> [TASK STATEMENT]:
Search the records below for the word "true". Pull out each line that has it.

— BEGIN DATASET —

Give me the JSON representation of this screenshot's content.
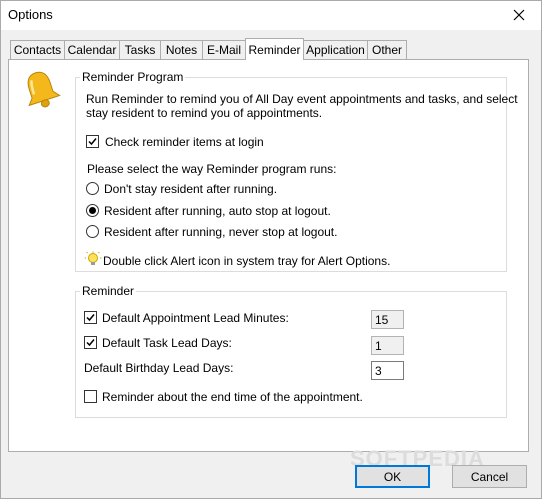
{
  "window": {
    "title": "Options"
  },
  "tabs": [
    {
      "label": "Contacts"
    },
    {
      "label": "Calendar"
    },
    {
      "label": "Tasks"
    },
    {
      "label": "Notes"
    },
    {
      "label": "E-Mail"
    },
    {
      "label": "Reminder"
    },
    {
      "label": "Application"
    },
    {
      "label": "Other"
    }
  ],
  "active_tab": "Reminder",
  "reminder_program": {
    "group_label": "Reminder Program",
    "description_line1": "Run Reminder to remind you of All Day event appointments and tasks, and select",
    "description_line2": "stay resident to remind you of appointments.",
    "check_at_login": {
      "label": "Check reminder items at login",
      "checked": true
    },
    "runs_prompt": "Please select the way Reminder program runs:",
    "options": [
      {
        "label": "Don't stay resident after running.",
        "selected": false
      },
      {
        "label": "Resident after running, auto stop at logout.",
        "selected": true
      },
      {
        "label": "Resident after running, never stop at logout.",
        "selected": false
      }
    ],
    "hint": "Double click Alert icon in system tray for Alert Options."
  },
  "reminder": {
    "group_label": "Reminder",
    "appointment_lead": {
      "label": "Default Appointment Lead Minutes:",
      "checked": true,
      "value": "15"
    },
    "task_lead": {
      "label": "Default Task Lead Days:",
      "checked": true,
      "value": "1"
    },
    "birthday_lead": {
      "label": "Default Birthday Lead Days:",
      "value": "3"
    },
    "end_time": {
      "label": "Reminder about the end time of the appointment.",
      "checked": false
    }
  },
  "buttons": {
    "ok": "OK",
    "cancel": "Cancel"
  },
  "watermark": "SOFTPEDIA",
  "icons": {
    "bell": "bell-icon",
    "bulb": "light-bulb-icon",
    "close": "close-icon"
  },
  "colors": {
    "accent": "#0078d7",
    "bell": "#f5b81c",
    "panel": "#ffffff",
    "chrome": "#f0f0f0"
  }
}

— END DATASET —

> [OUTPUT OF THE TASK]:
      "checked": true
        "selected": true
      "checked": true,
      "checked": true,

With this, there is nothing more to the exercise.